**Work to do**.
Leave the pictures out and print every record below exactly as it stands.

━━━━━━━━━━━━━━━━━━━━

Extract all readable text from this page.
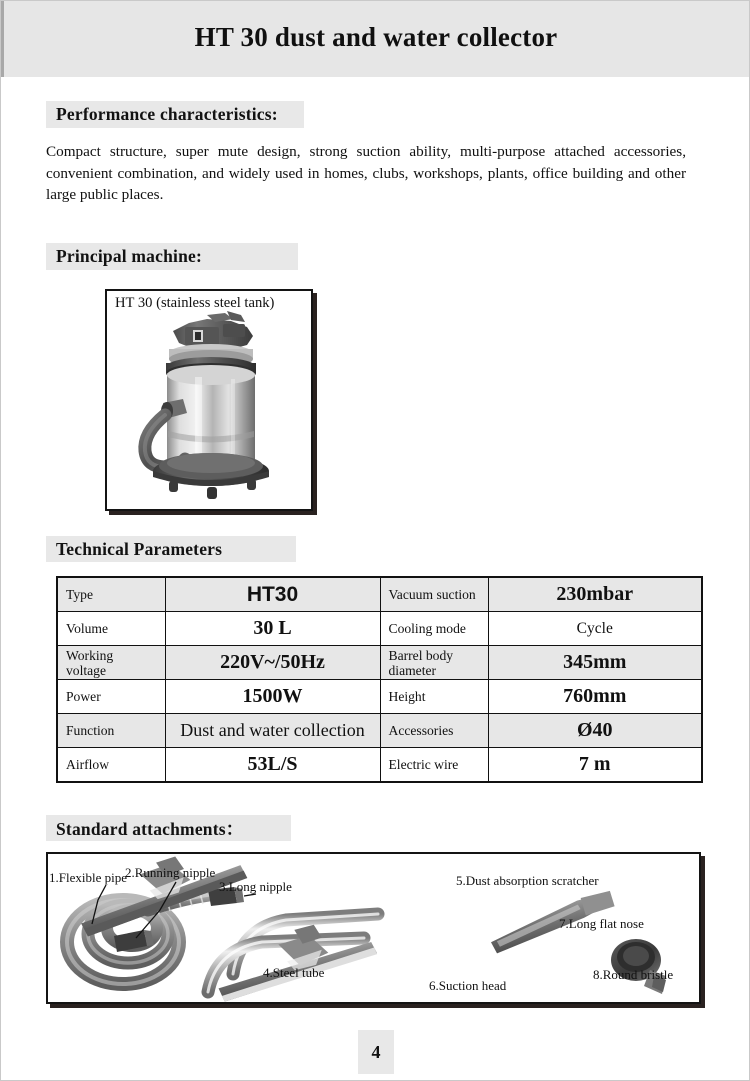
HT 30 dust and water collector
Performance characteristics:
Compact structure, super mute design, strong suction ability, multi-purpose attached accessories, convenient combination, and widely used in homes, clubs, workshops, plants, office building and other large public places.
Principal machine:
HT 30 (stainless steel tank)
Technical Parameters
Type	HT30	Vacuum suction	230mbar
Volume	30 L	Cooling mode	Cycle
Working voltage	220V~/50Hz	Barrel body diameter	345mm
Power	1500W	Height	760mm
Function	Dust and water collection	Accessories	Ø40
Airflow	53L/S	Electric wire	7 m
Standard attachments：
1.Flexible pipe
2.Running nipple
3.Long nipple
4.Steel tube
5.Dust absorption scratcher
6.Suction head
7.Long flat nose
8.Round bristle
4
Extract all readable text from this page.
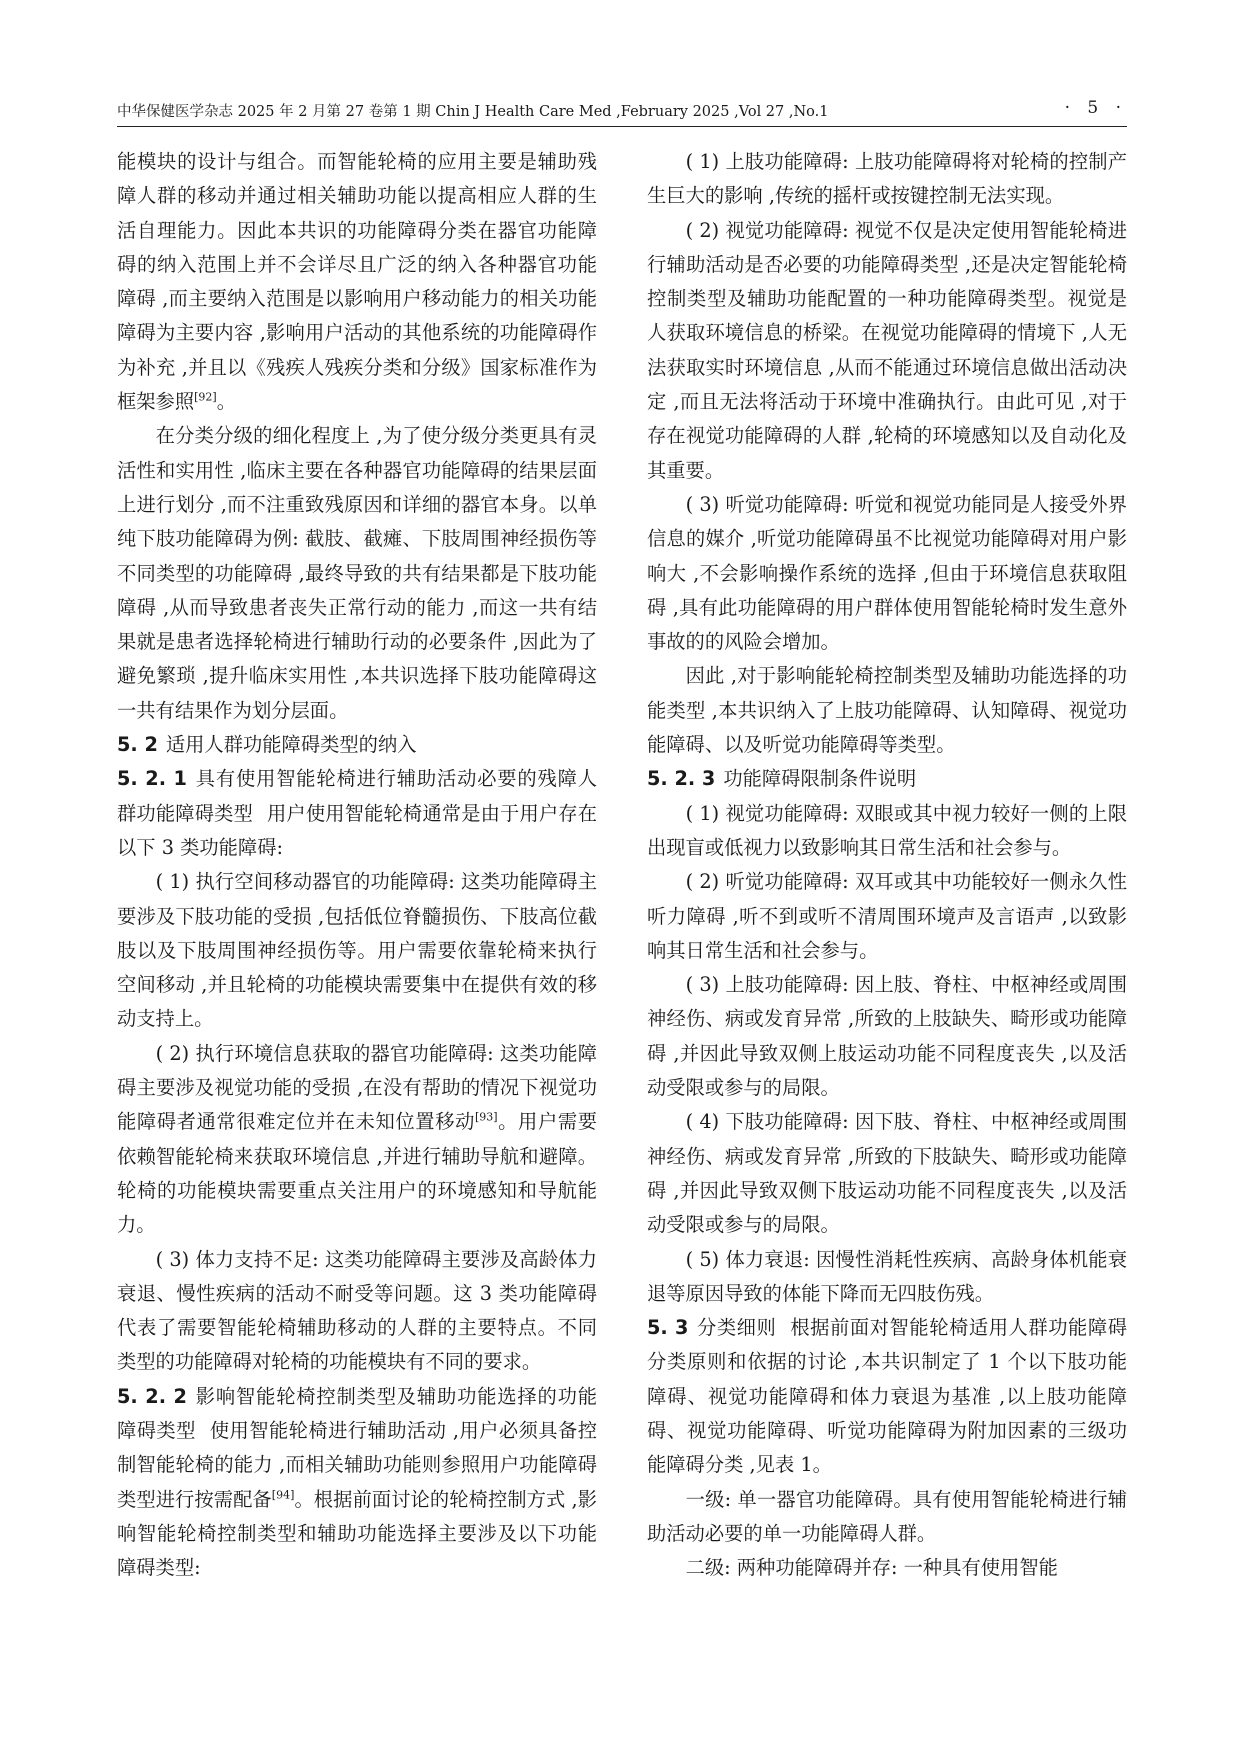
中华保健医学杂志 2025 年 2 月第 27 卷第 1 期 Chin J Health Care Med ,February 2025 ,Vol 27 ,No.1	· 5 ·

能模块的设计与组合。而智能轮椅的应用主要是辅助残障人群的移动并通过相关辅助功能以提高相应人群的生活自理能力。因此本共识的功能障碍分类在器官功能障碍的纳入范围上并不会详尽且广泛的纳入各种器官功能障碍 ,而主要纳入范围是以影响用户移动能力的相关功能障碍为主要内容 ,影响用户活动的其他系统的功能障碍作为补充 ,并且以《残疾人残疾分类和分级》国家标准作为框架参照[92]。

在分类分级的细化程度上 ,为了使分级分类更具有灵活性和实用性 ,临床主要在各种器官功能障碍的结果层面上进行划分 ,而不注重致残原因和详细的器官本身。以单纯下肢功能障碍为例: 截肢、截瘫、下肢周围神经损伤等不同类型的功能障碍 ,最终导致的共有结果都是下肢功能障碍 ,从而导致患者丧失正常行动的能力 ,而这一共有结果就是患者选择轮椅进行辅助行动的必要条件 ,因此为了避免繁琐 ,提升临床实用性 ,本共识选择下肢功能障碍这一共有结果作为划分层面。

5. 2 适用人群功能障碍类型的纳入

5. 2. 1 具有使用智能轮椅进行辅助活动必要的残障人群功能障碍类型 用户使用智能轮椅通常是由于用户存在以下 3 类功能障碍:

( 1) 执行空间移动器官的功能障碍: 这类功能障碍主要涉及下肢功能的受损 ,包括低位脊髓损伤、下肢高位截肢以及下肢周围神经损伤等。用户需要依靠轮椅来执行空间移动 ,并且轮椅的功能模块需要集中在提供有效的移动支持上。

( 2) 执行环境信息获取的器官功能障碍: 这类功能障碍主要涉及视觉功能的受损 ,在没有帮助的情况下视觉功能障碍者通常很难定位并在未知位置移动[93]。用户需要依赖智能轮椅来获取环境信息 ,并进行辅助导航和避障。轮椅的功能模块需要重点关注用户的环境感知和导航能力。

( 3) 体力支持不足: 这类功能障碍主要涉及高龄体力衰退、慢性疾病的活动不耐受等问题。这 3 类功能障碍代表了需要智能轮椅辅助移动的人群的主要特点。不同类型的功能障碍对轮椅的功能模块有不同的要求。

5. 2. 2 影响智能轮椅控制类型及辅助功能选择的功能障碍类型 使用智能轮椅进行辅助活动 ,用户必须具备控制智能轮椅的能力 ,而相关辅助功能则参照用户功能障碍类型进行按需配备[94]。根据前面讨论的轮椅控制方式 ,影响智能轮椅控制类型和辅助功能选择主要涉及以下功能障碍类型:

( 1) 上肢功能障碍: 上肢功能障碍将对轮椅的控制产生巨大的影响 ,传统的摇杆或按键控制无法实现。

( 2) 视觉功能障碍: 视觉不仅是决定使用智能轮椅进行辅助活动是否必要的功能障碍类型 ,还是决定智能轮椅控制类型及辅助功能配置的一种功能障碍类型。视觉是人获取环境信息的桥梁。在视觉功能障碍的情境下 ,人无法获取实时环境信息 ,从而不能通过环境信息做出活动决定 ,而且无法将活动于环境中准确执行。由此可见 ,对于存在视觉功能障碍的人群 ,轮椅的环境感知以及自动化及其重要。

( 3) 听觉功能障碍: 听觉和视觉功能同是人接受外界信息的媒介 ,听觉功能障碍虽不比视觉功能障碍对用户影响大 ,不会影响操作系统的选择 ,但由于环境信息获取阻碍 ,具有此功能障碍的用户群体使用智能轮椅时发生意外事故的的风险会增加。

因此 ,对于影响能轮椅控制类型及辅助功能选择的功能类型 ,本共识纳入了上肢功能障碍、认知障碍、视觉功能障碍、以及听觉功能障碍等类型。

5. 2. 3 功能障碍限制条件说明

( 1) 视觉功能障碍: 双眼或其中视力较好一侧的上限出现盲或低视力以致影响其日常生活和社会参与。

( 2) 听觉功能障碍: 双耳或其中功能较好一侧永久性听力障碍 ,听不到或听不清周围环境声及言语声 ,以致影响其日常生活和社会参与。

( 3) 上肢功能障碍: 因上肢、脊柱、中枢神经或周围神经伤、病或发育异常 ,所致的上肢缺失、畸形或功能障碍 ,并因此导致双侧上肢运动功能不同程度丧失 ,以及活动受限或参与的局限。

( 4) 下肢功能障碍: 因下肢、脊柱、中枢神经或周围神经伤、病或发育异常 ,所致的下肢缺失、畸形或功能障碍 ,并因此导致双侧下肢运动功能不同程度丧失 ,以及活动受限或参与的局限。

( 5) 体力衰退: 因慢性消耗性疾病、高龄身体机能衰退等原因导致的体能下降而无四肢伤残。

5. 3 分类细则 根据前面对智能轮椅适用人群功能障碍分类原则和依据的讨论 ,本共识制定了 1 个以下肢功能障碍、视觉功能障碍和体力衰退为基准 ,以上肢功能障碍、视觉功能障碍、听觉功能障碍为附加因素的三级功能障碍分类 ,见表 1。

一级: 单一器官功能障碍。具有使用智能轮椅进行辅助活动必要的单一功能障碍人群。

二级: 两种功能障碍并存: 一种具有使用智能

━━━━━━━━━━━━━━━━━━━━

**Solution for this task**.
Extract all readable text from this page.
HT 30 dust and water collector
Performance characteristics:
Compact structure, super mute design, strong suction ability, multi-purpose attached accessories, convenient combination, and widely used in homes, clubs, workshops, plants, office building and other large public places.
Principal machine:
HT 30 (stainless steel tank)
Technical Parameters
Type	HT30	Vacuum suction	230mbar
Volume	30 L	Cooling mode	Cycle
Working voltage	220V~/50Hz	Barrel body diameter	345mm
Power	1500W	Height	760mm
Function	Dust and water collection	Accessories	Ø40
Airflow	53L/S	Electric wire	7 m
Standard attachments：
1.Flexible pipe
2.Running nipple
3.Long nipple
4.Steel tube
5.Dust absorption scratcher
6.Suction head
7.Long flat nose
8.Round bristle
4
Extract all readable text from this page.
中华保健医学杂志 2025 年 2 月第 27 卷第 1 期 Chin J Health Care Med ,February 2025 ,Vol 27 ,No.1	· 5 ·

能模块的设计与组合。而智能轮椅的应用主要是辅助残障人群的移动并通过相关辅助功能以提高相应人群的生活自理能力。因此本共识的功能障碍分类在器官功能障碍的纳入范围上并不会详尽且广泛的纳入各种器官功能障碍 ,而主要纳入范围是以影响用户移动能力的相关功能障碍为主要内容 ,影响用户活动的其他系统的功能障碍作为补充 ,并且以《残疾人残疾分类和分级》国家标准作为框架参照[92]。

在分类分级的细化程度上 ,为了使分级分类更具有灵活性和实用性 ,临床主要在各种器官功能障碍的结果层面上进行划分 ,而不注重致残原因和详细的器官本身。以单纯下肢功能障碍为例: 截肢、截瘫、下肢周围神经损伤等不同类型的功能障碍 ,最终导致的共有结果都是下肢功能障碍 ,从而导致患者丧失正常行动的能力 ,而这一共有结果就是患者选择轮椅进行辅助行动的必要条件 ,因此为了避免繁琐 ,提升临床实用性 ,本共识选择下肢功能障碍这一共有结果作为划分层面。

5. 2 适用人群功能障碍类型的纳入

5. 2. 1 具有使用智能轮椅进行辅助活动必要的残障人群功能障碍类型 用户使用智能轮椅通常是由于用户存在以下 3 类功能障碍:

( 1) 执行空间移动器官的功能障碍: 这类功能障碍主要涉及下肢功能的受损 ,包括低位脊髓损伤、下肢高位截肢以及下肢周围神经损伤等。用户需要依靠轮椅来执行空间移动 ,并且轮椅的功能模块需要集中在提供有效的移动支持上。

( 2) 执行环境信息获取的器官功能障碍: 这类功能障碍主要涉及视觉功能的受损 ,在没有帮助的情况下视觉功能障碍者通常很难定位并在未知位置移动[93]。用户需要依赖智能轮椅来获取环境信息 ,并进行辅助导航和避障。轮椅的功能模块需要重点关注用户的环境感知和导航能力。

( 3) 体力支持不足: 这类功能障碍主要涉及高龄体力衰退、慢性疾病的活动不耐受等问题。这 3 类功能障碍代表了需要智能轮椅辅助移动的人群的主要特点。不同类型的功能障碍对轮椅的功能模块有不同的要求。

5. 2. 2 影响智能轮椅控制类型及辅助功能选择的功能障碍类型 使用智能轮椅进行辅助活动 ,用户必须具备控制智能轮椅的能力 ,而相关辅助功能则参照用户功能障碍类型进行按需配备[94]。根据前面讨论的轮椅控制方式 ,影响智能轮椅控制类型和辅助功能选择主要涉及以下功能障碍类型:

( 1) 上肢功能障碍: 上肢功能障碍将对轮椅的控制产生巨大的影响 ,传统的摇杆或按键控制无法实现。

( 2) 视觉功能障碍: 视觉不仅是决定使用智能轮椅进行辅助活动是否必要的功能障碍类型 ,还是决定智能轮椅控制类型及辅助功能配置的一种功能障碍类型。视觉是人获取环境信息的桥梁。在视觉功能障碍的情境下 ,人无法获取实时环境信息 ,从而不能通过环境信息做出活动决定 ,而且无法将活动于环境中准确执行。由此可见 ,对于存在视觉功能障碍的人群 ,轮椅的环境感知以及自动化及其重要。

( 3) 听觉功能障碍: 听觉和视觉功能同是人接受外界信息的媒介 ,听觉功能障碍虽不比视觉功能障碍对用户影响大 ,不会影响操作系统的选择 ,但由于环境信息获取阻碍 ,具有此功能障碍的用户群体使用智能轮椅时发生意外事故的的风险会增加。

因此 ,对于影响能轮椅控制类型及辅助功能选择的功能类型 ,本共识纳入了上肢功能障碍、认知障碍、视觉功能障碍、以及听觉功能障碍等类型。

5. 2. 3 功能障碍限制条件说明

( 1) 视觉功能障碍: 双眼或其中视力较好一侧的上限出现盲或低视力以致影响其日常生活和社会参与。

( 2) 听觉功能障碍: 双耳或其中功能较好一侧永久性听力障碍 ,听不到或听不清周围环境声及言语声 ,以致影响其日常生活和社会参与。

( 3) 上肢功能障碍: 因上肢、脊柱、中枢神经或周围神经伤、病或发育异常 ,所致的上肢缺失、畸形或功能障碍 ,并因此导致双侧上肢运动功能不同程度丧失 ,以及活动受限或参与的局限。

( 4) 下肢功能障碍: 因下肢、脊柱、中枢神经或周围神经伤、病或发育异常 ,所致的下肢缺失、畸形或功能障碍 ,并因此导致双侧下肢运动功能不同程度丧失 ,以及活动受限或参与的局限。

( 5) 体力衰退: 因慢性消耗性疾病、高龄身体机能衰退等原因导致的体能下降而无四肢伤残。

5. 3 分类细则 根据前面对智能轮椅适用人群功能障碍分类原则和依据的讨论 ,本共识制定了 1 个以下肢功能障碍、视觉功能障碍和体力衰退为基准 ,以上肢功能障碍、视觉功能障碍、听觉功能障碍为附加因素的三级功能障碍分类 ,见表 1。

一级: 单一器官功能障碍。具有使用智能轮椅进行辅助活动必要的单一功能障碍人群。

二级: 两种功能障碍并存: 一种具有使用智能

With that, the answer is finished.